# TASK OBJECTIVE:
Images appear in the records below; leave them out and repeat everything else exactly.

# SUPPLIED DATA:
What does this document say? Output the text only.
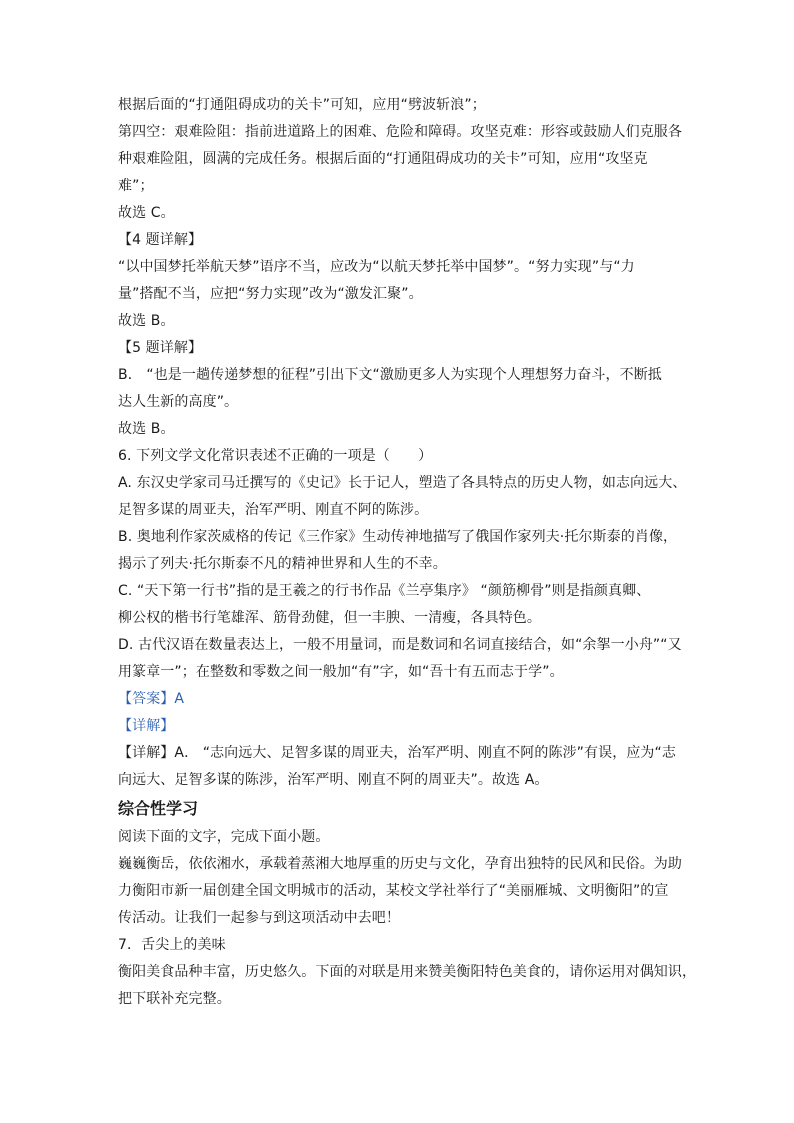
根据后面的“打通阻碍成功的关卡”可知，应用“劈波斩浪”；
第四空：艰难险阻：指前进道路上的困难、危险和障碍。攻坚克难：形容或鼓励人们克服各
种艰难险阻，圆满的完成任务。根据后面的“打通阻碍成功的关卡”可知，应用“攻坚克
难”；
故选 C。
【4 题详解】
“以中国梦托举航天梦”语序不当，应改为“以航天梦托举中国梦”。“努力实现”与“力
量”搭配不当，应把“努力实现”改为“激发汇聚”。
故选 B。
【5 题详解】
B． “也是一趟传递梦想的征程”引出下文“激励更多人为实现个人理想努力奋斗，不断抵
达人生新的高度”。
故选 B。
6. 下列文学文化常识表述不正确的一项是（　　）
A. 东汉史学家司马迁撰写的《史记》长于记人，塑造了各具特点的历史人物，如志向远大、
足智多谋的周亚夫，治军严明、刚直不阿的陈涉。
B. 奥地利作家茨威格的传记《三作家》生动传神地描写了俄国作家列夫·托尔斯泰的肖像，
揭示了列夫·托尔斯泰不凡的精神世界和人生的不幸。
C. “天下第一行书”指的是王羲之的行书作品《兰亭集序》 “颜筋柳骨”则是指颜真卿、
柳公权的楷书行笔雄浑、筋骨劲健，但一丰腴、一清瘦，各具特色。
D. 古代汉语在数量表达上，一般不用量词，而是数词和名词直接结合，如“余挐一小舟”“又
用篆章一”；在整数和零数之间一般加“有”字，如“吾十有五而志于学”。
【答案】A
【详解】
【详解】A． “志向远大、足智多谋的周亚夫，治军严明、刚直不阿的陈涉”有误，应为“志
向远大、足智多谋的陈涉，治军严明、刚直不阿的周亚夫”。故选 A。
综合性学习
阅读下面的文字，完成下面小题。
巍巍衡岳，依依湘水，承载着蒸湘大地厚重的历史与文化，孕育出独特的民风和民俗。为助
力衡阳市新一届创建全国文明城市的活动，某校文学社举行了“美丽雁城、文明衡阳”的宣
传活动。让我们一起参与到这项活动中去吧！
7．舌尖上的美味
衡阳美食品种丰富，历史悠久。下面的对联是用来赞美衡阳特色美食的，请你运用对偶知识，
把下联补充完整。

# COMPLETED TASK:
What does this document say? Output the text only.
根据后面的“打通阻碍成功的关卡”可知，应用“劈波斩浪”；
第四空：艰难险阻：指前进道路上的困难、危险和障碍。攻坚克难：形容或鼓励人们克服各
种艰难险阻，圆满的完成任务。根据后面的“打通阻碍成功的关卡”可知，应用“攻坚克
难”；
故选 C。
【4 题详解】
“以中国梦托举航天梦”语序不当，应改为“以航天梦托举中国梦”。“努力实现”与“力
量”搭配不当，应把“努力实现”改为“激发汇聚”。
故选 B。
【5 题详解】
B． “也是一趟传递梦想的征程”引出下文“激励更多人为实现个人理想努力奋斗，不断抵
达人生新的高度”。
故选 B。
6. 下列文学文化常识表述不正确的一项是（　　）
A. 东汉史学家司马迁撰写的《史记》长于记人，塑造了各具特点的历史人物，如志向远大、
足智多谋的周亚夫，治军严明、刚直不阿的陈涉。
B. 奥地利作家茨威格的传记《三作家》生动传神地描写了俄国作家列夫·托尔斯泰的肖像，
揭示了列夫·托尔斯泰不凡的精神世界和人生的不幸。
C. “天下第一行书”指的是王羲之的行书作品《兰亭集序》 “颜筋柳骨”则是指颜真卿、
柳公权的楷书行笔雄浑、筋骨劲健，但一丰腴、一清瘦，各具特色。
D. 古代汉语在数量表达上，一般不用量词，而是数词和名词直接结合，如“余挐一小舟”“又
用篆章一”；在整数和零数之间一般加“有”字，如“吾十有五而志于学”。
【答案】A
【详解】
【详解】A． “志向远大、足智多谋的周亚夫，治军严明、刚直不阿的陈涉”有误，应为“志
向远大、足智多谋的陈涉，治军严明、刚直不阿的周亚夫”。故选 A。
综合性学习
阅读下面的文字，完成下面小题。
巍巍衡岳，依依湘水，承载着蒸湘大地厚重的历史与文化，孕育出独特的民风和民俗。为助
力衡阳市新一届创建全国文明城市的活动，某校文学社举行了“美丽雁城、文明衡阳”的宣
传活动。让我们一起参与到这项活动中去吧！
7．舌尖上的美味
衡阳美食品种丰富，历史悠久。下面的对联是用来赞美衡阳特色美食的，请你运用对偶知识，
把下联补充完整。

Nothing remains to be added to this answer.